(Dataset items)
══════
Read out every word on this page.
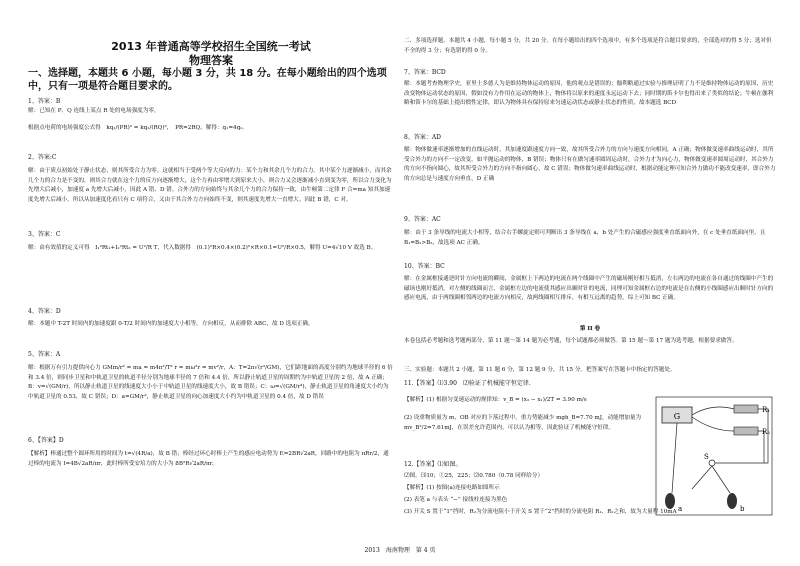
2013 年普通高等学校招生全国统一考试
物理答案
一、选择题，本题共 6 小题，每小题 3 分，共 18 分。在每小题给出的四个选项中，只有一项是符合题目要求的。
1、答案：B
解：已知在 P、Q 连线上某点 R 处的电场强度为零，
根据点电荷的电场强度公式得　kq₁/(PR)² = kq₂/(RQ)²，　PR=2RQ，解得：q₁=4q₂。
2、答案:C
解：由于质点初始处于静止状态，则其所受合力为零。这就相当于受两个等大反向的力：某个力和其余几个力的合力。其中某个力逐渐减小，而其余几个力的合力是不变的，则其合力就在这个力的反方向逐渐增大，这个力再由零增大到原来大小，则合力又会逐渐减小直到变为零，所以合力变化为先增大后减小，加速度 a 先增大后减小，因此 A 错、D 错。合外力的方向始终与其余几个力的合力保持一致，由牛顿第二定律 F 合=ma 知其加速度先增大后减小，所以从加速度化看只有 C 项符合，又由于其合外力方向始终不变，则其速度先增大一直增大。因此 B 错，C 对。
3、答案：C
解：由有效值的定义可得　I₁²Rt₁+I₂²Rt₂ = U²/R T，代入数据得　(0.1)²R×0.4×(0.2)²×R×0.1=U²/R×0.5，解得 U=4√10 V 故选 B。
4、答案：D
解：本题中 T-2T 时间内的加速度跟 0-T/2 时间内的加速度大小相等，方向相反，从而排除 ABC，故 D 选项正确。
5、答案：A
解：根据万有引力提供向心力 GMm/r² = ma = m4π²/T² r = mω²r = mv²/r，A：T=2π√(r³/GM)，它们距地面的高度分别约为地球半径的 6 倍和 3.4 倍，则同步卫星和中轨道卫星的轨道半径分别为地球半径的 7 倍和 4.4 倍，所以静止轨道卫星的周期约为中轨道卫星的 2 倍，故 A 正确；B：v=√(GM/r)，所以静止轨道卫星的线速度大小小于中轨道卫星的线速度大小，故 B 错误；C：ω=√(GM/r³)，静止轨道卫星的角速度大小约为中轨道卫星的 0.53，故 C 错误；D：a=GM/r²，静止轨道卫星的向心加速度大小约为中轨道卫星的 0.4 倍，故 D 错误
6、【答案】D
【解析】棒通过整个圆环所用的时间为 t=√(4R/a)，故 B 错；棒经过环心时棒上产生的感应电动势为 E=2BR√2aR，回路中的电阻为 πRr/2，通过棒的电流为 I=4B√2aR/πr，此时棒所受安培力的大小为 8B²R√2aR/πr。
二、多项选择题。本题共 4 小题，每小题 5 分，共 20 分。在每小题给出的四个选项中，有多个选项是符合题目要求的，全部选对的得 5 分；选对但不全的得 3 分；有选错的得 0 分。
7、答案：BCD
解：本题考查物理学史，亚里士多德人为是维持物体运动的原因，他的观点是错误的；伽利略通过实验与推理证明了力不是维持物体运动的原因，历史改变物体运动状态的原因，假如没有力作用在运动的物体上，物体将以原来的速度永远运动下去；同时期的笛卡尔也得出来了类似的结论；牛顿在伽利略和笛卡尔的基础上提出惯性定律，即认为物体具有保持原来匀速运动状态或静止状态的性质，故本题选 BCD
8、答案：AD
解：物体做速率逐渐增加的直线运动时，其加速度跟速度方向一致，故其所受合外力的方向与速度方向相同，A 正确；物体做变速率曲线运动时，其所受合外力的方向不一定改变，如平抛运动的物体，B 错误；物体只有在做匀速率圆周运动时，合外力才为向心力，物体做变速率圆周运动时，其合外力的方向不指向圆心，故其所受合外力的方向不指向圆心，故 C 错误；物体做匀速率曲线运动时，根据动能定理可知合外力做功不能改变速率，即合外力的方向总是与速度方向垂直，D 正确
9、答案：AC
解：由于 3 条导线的电流大小相等，结合右手螺旋定则可判断出 3 条导线在 a，b 处产生的合磁感应强度垂直纸面向外，在 c 处垂直纸面向里，且 B₁=B₂>B₃，故选项 AC 正确。
10、答案：BC
解：在金属框接通逆时针方向电流的瞬间，金属框上下两边的电流在两个线圈中产生的磁场刚好相互抵消，左右两边的电流在各自通过的线圈中产生的磁场也刚好抵消，对左侧的线圈而言，金属框左边的电流使其感应出顺时针的电流，同理可知金属框右边的电流是在右侧的小线圈感应出顺时针方向的感应电流，由于两线圈相邻两边的电流方向相反，故两线圈相互排斥，有相互远离的趋势，综上可知 BC 正确。
第 II 卷
本卷包括必考题和选考题两部分，第 11 题～第 14 题为必考题，每个试题都必须做答。第 15 题～第 17 题为选考题，根据要求做答。
三、实验题：本题共 2 小题，第 11 题 6 分，第 12 题 9 分，共 15 分。把答案写在答题卡中指定的答题处。
11.【答案】⑴3.90　⑵验证了机械能守恒定律.
【解析】(1) 根据匀变速运动的规律知：v_B = (x₃ − x₁)/2T = 3.90 m/s
(2) 设重物质量为 m，OB 对应的下落过程中，重力势能减少 mgh_B=7.70 mJ，动能增加量为 mv_B²/2=7.61mJ，在误差允许范围内，可以认为相等，因此验证了机械能守恒律。
12.【答案】⑴如图。
⑵图。⑶10；①25，225；⑵0.780（0.78 同样给分）
【解析】(1) 按图(a)连接电路如图所示
(2) 表笔 a 与表头 “−” 接线柱连接为黑色
(3) 开关 S 置于“1”挡时，R₂为分流电阻小于开关 S 置于“2”挡时的分流电阻 R₁、R₂之和，故为大量程 10mA
G
R₁
R₂
S
a	b
2013　海南物理　第 4 页
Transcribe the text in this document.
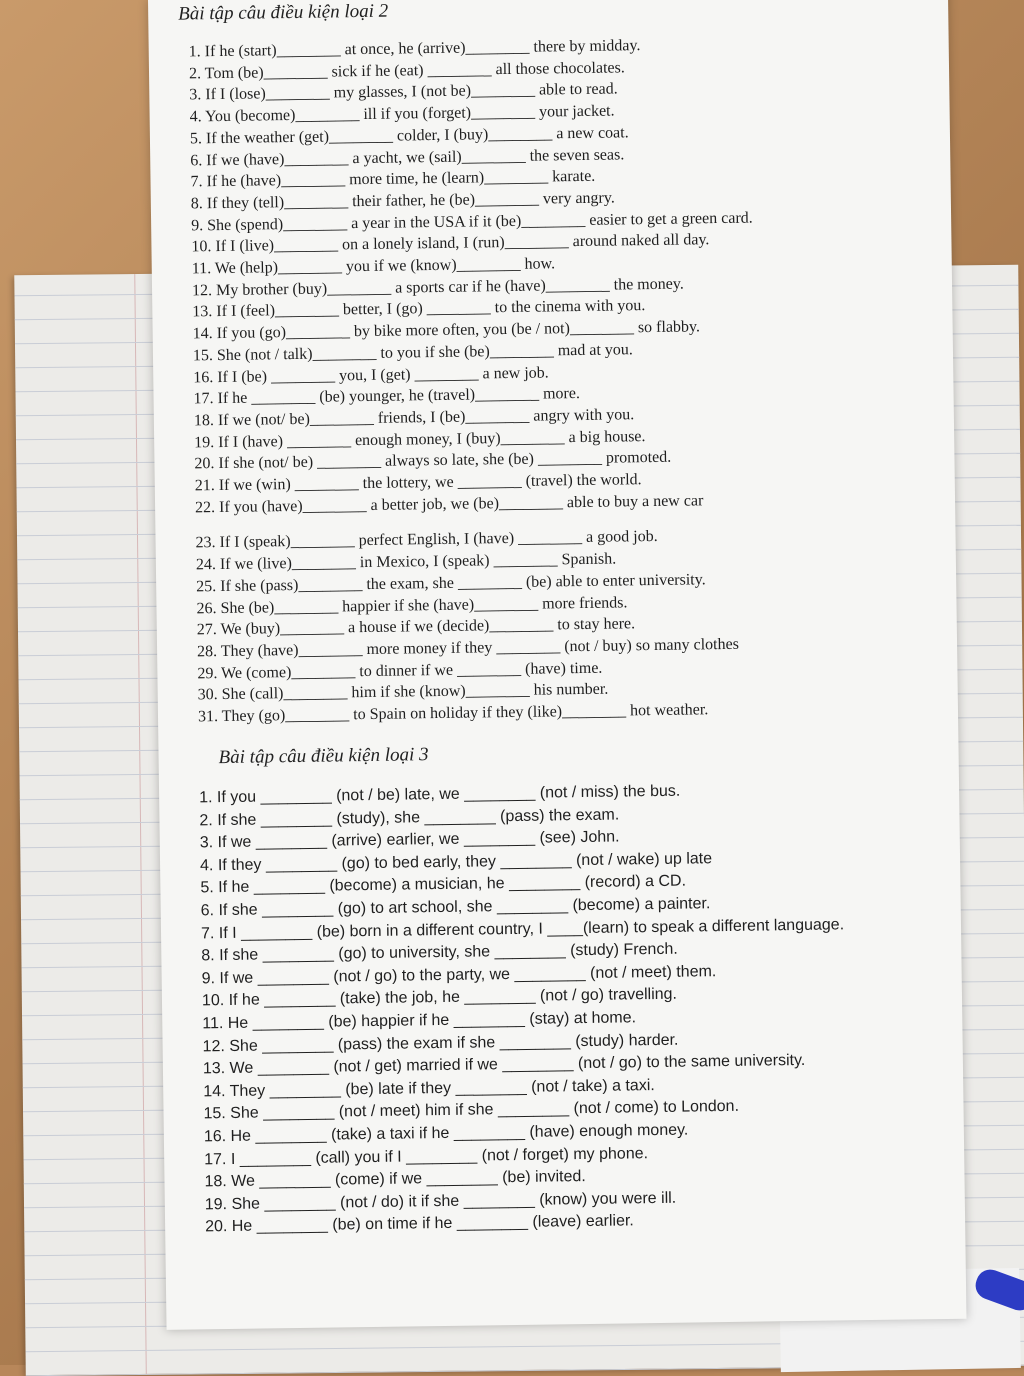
Bài tập câu điều kiện loại 2
1. If he (start)________ at once, he (arrive)________ there by midday.
2. Tom (be)________ sick if he (eat) ________ all those chocolates.
3. If I (lose)________ my glasses, I (not be)________ able to read.
4. You (become)________ ill if you (forget)________ your jacket.
5. If the weather (get)________ colder, I (buy)________ a new coat.
6. If we (have)________ a yacht, we (sail)________ the seven seas.
7. If he (have)________ more time, he (learn)________ karate.
8. If they (tell)________ their father, he (be)________ very angry.
9. She (spend)________ a year in the USA if it (be)________ easier to get a green card.
10. If I (live)________ on a lonely island, I (run)________ around naked all day.
11. We (help)________ you if we (know)________ how.
12. My brother (buy)________ a sports car if he (have)________ the money.
13. If I (feel)________ better, I (go) ________ to the cinema with you.
14. If you (go)________ by bike more often, you (be / not)________ so flabby.
15. She (not / talk)________ to you if she (be)________ mad at you.
16. If I (be) ________ you, I (get) ________ a new job.
17. If he ________ (be) younger, he (travel)________ more.
18. If we (not/ be)________ friends, I (be)________ angry with you.
19. If I (have) ________ enough money, I (buy)________ a big house.
20. If she (not/ be) ________ always so late, she (be) ________ promoted.
21. If we (win) ________ the lottery, we ________ (travel) the world.
22. If you (have)________ a better job, we (be)________ able to buy a new car
23. If I (speak)________ perfect English, I (have) ________ a good job.
24. If we (live)________ in Mexico, I (speak) ________ Spanish.
25. If she (pass)________ the exam, she ________ (be) able to enter university.
26. She (be)________ happier if she (have)________ more friends.
27. We (buy)________ a house if we (decide)________ to stay here.
28. They (have)________ more money if they ________ (not / buy) so many clothes
29. We (come)________ to dinner if we ________ (have) time.
30. She (call)________ him if she (know)________ his number.
31. They (go)________ to Spain on holiday if they (like)________ hot weather.
Bài tập câu điều kiện loại 3
1. If you ________ (not / be) late, we ________ (not / miss) the bus.
2. If she ________ (study), she ________ (pass) the exam.
3. If we ________ (arrive) earlier, we ________ (see) John.
4. If they ________ (go) to bed early, they ________ (not / wake) up late
5. If he ________ (become) a musician, he ________ (record) a CD.
6. If she ________ (go) to art school, she ________ (become) a painter.
7. If I ________ (be) born in a different country, I ____(learn) to speak a different language.
8. If she ________ (go) to university, she ________ (study) French.
9. If we ________ (not / go) to the party, we ________ (not / meet) them.
10. If he ________ (take) the job, he ________ (not / go) travelling.
11. He ________ (be) happier if he ________ (stay) at home.
12. She ________ (pass) the exam if she ________ (study) harder.
13. We ________ (not / get) married if we ________ (not / go) to the same university.
14. They ________ (be) late if they ________ (not / take) a taxi.
15. She ________ (not / meet) him if she ________ (not / come) to London.
16. He ________ (take) a taxi if he ________ (have) enough money.
17. I ________ (call) you if I ________ (not / forget) my phone.
18. We ________ (come) if we ________ (be) invited.
19. She ________ (not / do) it if she ________ (know) you were ill.
20. He ________ (be) on time if he ________ (leave) earlier.
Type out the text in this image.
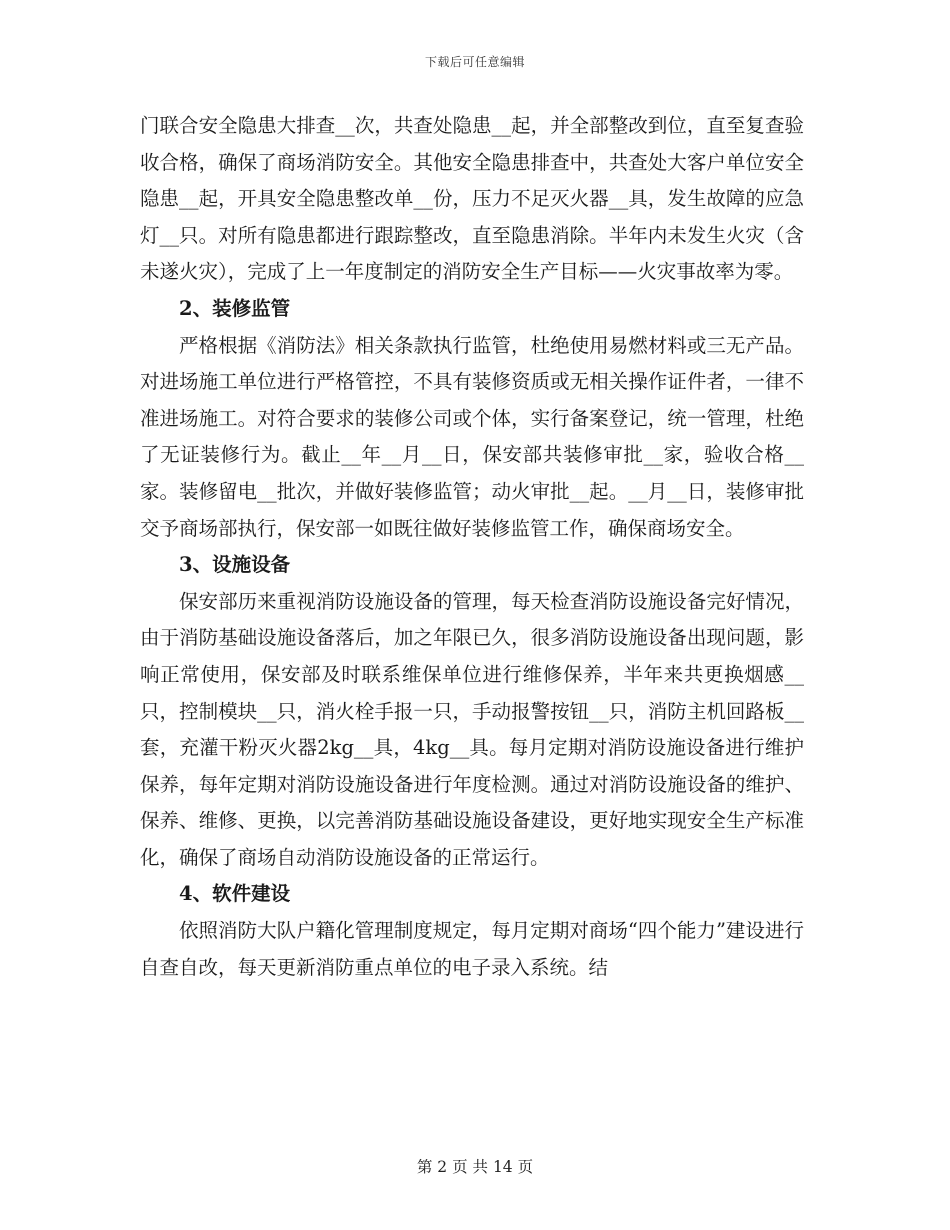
下载后可任意编辑

门联合安全隐患大排查__次，共查处隐患__起，并全部整改到位，直至复查验收合格，确保了商场消防安全。其他安全隐患排查中，共查处大客户单位安全隐患__起，开具安全隐患整改单__份，压力不足灭火器__具，发生故障的应急灯__只。对所有隐患都进行跟踪整改，直至隐患消除。半年内未发生火灾（含未遂火灾），完成了上一年度制定的消防安全生产目标——火灾事故率为零。

2、装修监管

严格根据《消防法》相关条款执行监管，杜绝使用易燃材料或三无产品。对进场施工单位进行严格管控，不具有装修资质或无相关操作证件者，一律不准进场施工。对符合要求的装修公司或个体，实行备案登记，统一管理，杜绝了无证装修行为。截止__年__月__日，保安部共装修审批__家，验收合格__家。装修留电__批次，并做好装修监管；动火审批__起。__月__日，装修审批交予商场部执行，保安部一如既往做好装修监管工作，确保商场安全。

3、设施设备

保安部历来重视消防设施设备的管理，每天检查消防设施设备完好情况，由于消防基础设施设备落后，加之年限已久，很多消防设施设备出现问题，影响正常使用，保安部及时联系维保单位进行维修保养，半年来共更换烟感__只，控制模块__只，消火栓手报一只，手动报警按钮__只，消防主机回路板__套，充灌干粉灭火器2kg__具，4kg__具。每月定期对消防设施设备进行维护保养，每年定期对消防设施设备进行年度检测。通过对消防设施设备的维护、保养、维修、更换，以完善消防基础设施设备建设，更好地实现安全生产标准化，确保了商场自动消防设施设备的正常运行。

4、软件建设

依照消防大队户籍化管理制度规定，每月定期对商场“四个能力”建设进行自查自改，每天更新消防重点单位的电子录入系统。结

第 2 页 共 14 页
══════
» PROBLEM
Leave the pictures out, and please copy only the lines from the one with "Type out the text in this image." through the end of the listing.

» TASK RESPONSE
Type out the text in this image.
下载后可任意编辑

门联合安全隐患大排查__次，共查处隐患__起，并全部整改到位，直至复查验收合格，确保了商场消防安全。其他安全隐患排查中，共查处大客户单位安全隐患__起，开具安全隐患整改单__份，压力不足灭火器__具，发生故障的应急灯__只。对所有隐患都进行跟踪整改，直至隐患消除。半年内未发生火灾（含未遂火灾），完成了上一年度制定的消防安全生产目标——火灾事故率为零。

2、装修监管

严格根据《消防法》相关条款执行监管，杜绝使用易燃材料或三无产品。对进场施工单位进行严格管控，不具有装修资质或无相关操作证件者，一律不准进场施工。对符合要求的装修公司或个体，实行备案登记，统一管理，杜绝了无证装修行为。截止__年__月__日，保安部共装修审批__家，验收合格__家。装修留电__批次，并做好装修监管；动火审批__起。__月__日，装修审批交予商场部执行，保安部一如既往做好装修监管工作，确保商场安全。

3、设施设备

保安部历来重视消防设施设备的管理，每天检查消防设施设备完好情况，由于消防基础设施设备落后，加之年限已久，很多消防设施设备出现问题，影响正常使用，保安部及时联系维保单位进行维修保养，半年来共更换烟感__只，控制模块__只，消火栓手报一只，手动报警按钮__只，消防主机回路板__套，充灌干粉灭火器2kg__具，4kg__具。每月定期对消防设施设备进行维护保养，每年定期对消防设施设备进行年度检测。通过对消防设施设备的维护、保养、维修、更换，以完善消防基础设施设备建设，更好地实现安全生产标准化，确保了商场自动消防设施设备的正常运行。

4、软件建设

依照消防大队户籍化管理制度规定，每月定期对商场“四个能力”建设进行自查自改，每天更新消防重点单位的电子录入系统。结

第 2 页 共 14 页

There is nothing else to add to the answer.